[Data listing]

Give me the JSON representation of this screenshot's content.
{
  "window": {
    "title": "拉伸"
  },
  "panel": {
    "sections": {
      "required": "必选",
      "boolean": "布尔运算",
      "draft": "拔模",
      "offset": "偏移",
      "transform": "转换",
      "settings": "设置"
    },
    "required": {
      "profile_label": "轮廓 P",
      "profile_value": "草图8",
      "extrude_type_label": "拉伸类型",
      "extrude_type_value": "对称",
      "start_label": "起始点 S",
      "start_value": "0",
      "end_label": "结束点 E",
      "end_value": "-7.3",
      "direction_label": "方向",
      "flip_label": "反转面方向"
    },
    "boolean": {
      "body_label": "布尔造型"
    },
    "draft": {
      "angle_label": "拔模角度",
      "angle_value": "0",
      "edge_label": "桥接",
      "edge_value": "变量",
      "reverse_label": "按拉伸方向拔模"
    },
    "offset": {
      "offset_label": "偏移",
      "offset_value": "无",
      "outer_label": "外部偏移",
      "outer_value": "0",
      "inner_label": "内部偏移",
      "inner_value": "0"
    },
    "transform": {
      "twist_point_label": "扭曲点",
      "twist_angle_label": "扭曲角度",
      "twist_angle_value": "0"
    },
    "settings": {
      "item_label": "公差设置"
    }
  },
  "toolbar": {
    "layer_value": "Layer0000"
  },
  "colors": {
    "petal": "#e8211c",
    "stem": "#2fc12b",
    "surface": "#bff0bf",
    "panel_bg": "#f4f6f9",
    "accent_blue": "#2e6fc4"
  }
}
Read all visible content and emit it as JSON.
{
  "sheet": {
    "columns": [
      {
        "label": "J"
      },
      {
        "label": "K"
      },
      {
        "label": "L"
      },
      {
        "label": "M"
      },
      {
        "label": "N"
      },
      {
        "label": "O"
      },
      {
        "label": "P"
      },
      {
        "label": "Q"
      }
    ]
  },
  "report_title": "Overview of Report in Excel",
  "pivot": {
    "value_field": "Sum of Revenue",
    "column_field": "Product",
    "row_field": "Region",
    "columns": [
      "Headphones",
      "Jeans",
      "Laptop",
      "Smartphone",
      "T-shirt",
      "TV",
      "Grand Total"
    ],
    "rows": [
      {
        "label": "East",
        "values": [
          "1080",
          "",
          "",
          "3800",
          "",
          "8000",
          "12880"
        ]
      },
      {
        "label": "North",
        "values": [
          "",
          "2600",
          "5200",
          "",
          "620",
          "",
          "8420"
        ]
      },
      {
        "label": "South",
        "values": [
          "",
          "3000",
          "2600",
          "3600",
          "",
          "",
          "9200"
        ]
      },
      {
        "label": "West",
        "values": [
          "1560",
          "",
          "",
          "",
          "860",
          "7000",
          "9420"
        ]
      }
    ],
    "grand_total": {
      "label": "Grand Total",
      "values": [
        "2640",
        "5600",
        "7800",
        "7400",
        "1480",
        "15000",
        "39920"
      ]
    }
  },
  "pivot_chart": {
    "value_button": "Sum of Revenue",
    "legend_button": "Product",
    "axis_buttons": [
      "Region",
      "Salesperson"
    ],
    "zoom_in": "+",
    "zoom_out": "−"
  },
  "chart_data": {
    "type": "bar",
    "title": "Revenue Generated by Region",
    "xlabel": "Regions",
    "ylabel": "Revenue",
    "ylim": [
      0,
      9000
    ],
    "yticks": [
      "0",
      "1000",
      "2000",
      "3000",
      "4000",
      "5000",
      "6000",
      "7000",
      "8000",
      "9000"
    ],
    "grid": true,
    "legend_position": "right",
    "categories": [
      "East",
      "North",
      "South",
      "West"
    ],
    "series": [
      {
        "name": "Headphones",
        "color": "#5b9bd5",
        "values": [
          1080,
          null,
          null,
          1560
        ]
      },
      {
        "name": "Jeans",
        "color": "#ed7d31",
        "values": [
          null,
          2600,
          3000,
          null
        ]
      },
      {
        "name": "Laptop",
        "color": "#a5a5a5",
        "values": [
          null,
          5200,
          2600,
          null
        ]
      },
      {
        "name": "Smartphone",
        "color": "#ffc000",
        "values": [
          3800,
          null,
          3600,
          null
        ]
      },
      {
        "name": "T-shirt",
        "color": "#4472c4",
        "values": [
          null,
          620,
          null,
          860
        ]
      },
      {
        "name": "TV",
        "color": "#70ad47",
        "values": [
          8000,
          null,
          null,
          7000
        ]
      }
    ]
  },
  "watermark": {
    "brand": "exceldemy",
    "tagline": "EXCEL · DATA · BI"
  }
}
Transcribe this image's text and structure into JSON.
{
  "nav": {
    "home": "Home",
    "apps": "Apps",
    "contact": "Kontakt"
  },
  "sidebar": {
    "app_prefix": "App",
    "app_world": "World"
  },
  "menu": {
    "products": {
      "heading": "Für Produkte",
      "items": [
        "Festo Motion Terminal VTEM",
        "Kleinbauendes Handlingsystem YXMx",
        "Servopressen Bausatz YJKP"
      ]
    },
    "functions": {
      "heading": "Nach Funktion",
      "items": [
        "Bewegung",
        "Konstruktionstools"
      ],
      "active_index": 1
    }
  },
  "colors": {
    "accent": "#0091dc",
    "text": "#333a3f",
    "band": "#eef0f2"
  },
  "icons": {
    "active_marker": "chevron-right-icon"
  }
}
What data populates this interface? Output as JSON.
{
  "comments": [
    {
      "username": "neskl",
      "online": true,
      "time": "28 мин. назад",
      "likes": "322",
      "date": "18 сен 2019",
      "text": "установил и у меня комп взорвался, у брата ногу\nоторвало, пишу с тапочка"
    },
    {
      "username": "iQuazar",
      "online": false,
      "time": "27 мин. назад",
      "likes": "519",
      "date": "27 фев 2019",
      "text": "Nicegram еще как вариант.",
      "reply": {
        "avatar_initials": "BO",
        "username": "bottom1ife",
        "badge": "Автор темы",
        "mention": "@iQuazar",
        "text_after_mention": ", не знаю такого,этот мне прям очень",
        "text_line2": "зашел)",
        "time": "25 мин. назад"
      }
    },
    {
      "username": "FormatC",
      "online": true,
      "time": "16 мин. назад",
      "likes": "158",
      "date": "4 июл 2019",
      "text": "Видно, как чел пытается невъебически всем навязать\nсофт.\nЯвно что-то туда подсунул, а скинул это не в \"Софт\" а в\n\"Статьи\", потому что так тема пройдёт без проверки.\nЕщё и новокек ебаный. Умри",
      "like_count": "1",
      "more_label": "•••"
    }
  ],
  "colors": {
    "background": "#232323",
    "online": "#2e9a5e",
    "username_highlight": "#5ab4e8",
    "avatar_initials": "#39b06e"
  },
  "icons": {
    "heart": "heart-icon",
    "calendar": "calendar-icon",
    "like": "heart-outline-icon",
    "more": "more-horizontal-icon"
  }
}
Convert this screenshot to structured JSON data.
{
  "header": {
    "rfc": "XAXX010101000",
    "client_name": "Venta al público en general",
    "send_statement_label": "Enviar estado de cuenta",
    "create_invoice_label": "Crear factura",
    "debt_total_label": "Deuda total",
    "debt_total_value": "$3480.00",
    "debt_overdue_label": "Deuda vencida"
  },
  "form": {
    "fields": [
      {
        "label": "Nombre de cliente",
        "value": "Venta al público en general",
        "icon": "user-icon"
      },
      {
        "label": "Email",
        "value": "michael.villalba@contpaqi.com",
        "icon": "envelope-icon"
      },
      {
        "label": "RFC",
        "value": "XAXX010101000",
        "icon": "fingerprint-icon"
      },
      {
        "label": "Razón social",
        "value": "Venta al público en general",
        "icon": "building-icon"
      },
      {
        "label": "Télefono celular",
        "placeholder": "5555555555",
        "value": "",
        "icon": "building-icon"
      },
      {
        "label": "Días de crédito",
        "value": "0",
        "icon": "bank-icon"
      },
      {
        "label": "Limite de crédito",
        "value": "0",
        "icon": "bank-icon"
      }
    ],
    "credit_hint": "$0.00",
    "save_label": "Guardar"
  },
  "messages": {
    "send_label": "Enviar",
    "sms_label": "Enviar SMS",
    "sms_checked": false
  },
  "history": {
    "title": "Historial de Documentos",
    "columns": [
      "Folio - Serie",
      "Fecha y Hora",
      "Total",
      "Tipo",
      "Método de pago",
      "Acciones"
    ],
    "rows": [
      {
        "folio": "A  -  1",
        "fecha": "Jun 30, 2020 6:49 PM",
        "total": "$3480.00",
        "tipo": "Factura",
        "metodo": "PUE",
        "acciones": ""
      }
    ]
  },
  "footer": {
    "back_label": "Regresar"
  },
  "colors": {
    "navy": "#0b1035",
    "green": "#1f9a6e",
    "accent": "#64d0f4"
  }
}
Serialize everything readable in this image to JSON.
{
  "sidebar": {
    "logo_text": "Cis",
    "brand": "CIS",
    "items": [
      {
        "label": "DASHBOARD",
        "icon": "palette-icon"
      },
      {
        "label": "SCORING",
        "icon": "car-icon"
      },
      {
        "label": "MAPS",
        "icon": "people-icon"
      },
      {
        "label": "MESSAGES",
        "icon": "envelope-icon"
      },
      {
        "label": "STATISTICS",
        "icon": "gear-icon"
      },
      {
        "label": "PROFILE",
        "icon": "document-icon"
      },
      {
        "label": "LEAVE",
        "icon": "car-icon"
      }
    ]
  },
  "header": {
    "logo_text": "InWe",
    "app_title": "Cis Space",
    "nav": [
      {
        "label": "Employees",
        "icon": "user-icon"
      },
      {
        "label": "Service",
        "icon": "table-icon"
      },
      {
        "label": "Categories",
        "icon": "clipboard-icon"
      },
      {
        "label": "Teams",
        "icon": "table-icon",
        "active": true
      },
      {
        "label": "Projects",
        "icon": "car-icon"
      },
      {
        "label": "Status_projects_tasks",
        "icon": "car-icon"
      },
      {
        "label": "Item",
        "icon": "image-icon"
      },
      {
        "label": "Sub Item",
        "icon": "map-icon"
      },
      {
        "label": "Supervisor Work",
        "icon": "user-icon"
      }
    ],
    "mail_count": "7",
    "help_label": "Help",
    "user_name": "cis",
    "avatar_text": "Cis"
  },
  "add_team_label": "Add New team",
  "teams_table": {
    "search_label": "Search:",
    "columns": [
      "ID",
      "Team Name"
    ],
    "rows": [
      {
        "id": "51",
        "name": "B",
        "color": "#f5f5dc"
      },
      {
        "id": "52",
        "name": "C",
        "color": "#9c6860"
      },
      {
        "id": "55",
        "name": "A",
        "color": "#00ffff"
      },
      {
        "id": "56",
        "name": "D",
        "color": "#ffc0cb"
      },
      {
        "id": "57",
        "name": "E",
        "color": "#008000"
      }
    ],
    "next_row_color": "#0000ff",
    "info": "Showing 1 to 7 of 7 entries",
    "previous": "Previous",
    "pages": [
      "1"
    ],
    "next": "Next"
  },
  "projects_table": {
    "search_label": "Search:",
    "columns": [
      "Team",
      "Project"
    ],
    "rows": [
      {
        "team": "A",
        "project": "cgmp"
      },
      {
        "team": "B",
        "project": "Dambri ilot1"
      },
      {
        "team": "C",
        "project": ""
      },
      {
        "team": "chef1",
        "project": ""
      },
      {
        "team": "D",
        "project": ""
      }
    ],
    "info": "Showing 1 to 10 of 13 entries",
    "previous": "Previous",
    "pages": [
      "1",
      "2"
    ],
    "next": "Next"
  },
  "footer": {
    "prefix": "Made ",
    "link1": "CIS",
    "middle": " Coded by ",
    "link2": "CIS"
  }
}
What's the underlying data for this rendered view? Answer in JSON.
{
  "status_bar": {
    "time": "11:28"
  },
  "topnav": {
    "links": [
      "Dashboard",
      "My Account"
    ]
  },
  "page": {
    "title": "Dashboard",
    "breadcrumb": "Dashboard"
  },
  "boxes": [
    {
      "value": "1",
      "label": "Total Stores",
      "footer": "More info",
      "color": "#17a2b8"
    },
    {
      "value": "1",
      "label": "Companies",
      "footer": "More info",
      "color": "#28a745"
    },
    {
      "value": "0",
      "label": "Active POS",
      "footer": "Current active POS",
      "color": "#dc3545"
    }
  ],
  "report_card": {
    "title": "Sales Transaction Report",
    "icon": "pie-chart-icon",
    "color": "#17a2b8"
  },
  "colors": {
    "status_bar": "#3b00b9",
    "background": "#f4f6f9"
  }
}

**THE PROBLEM**
What is the number of lines in the data that hold the string "background"? Answer with the number only.

**COMPLETE OUTPUT**
2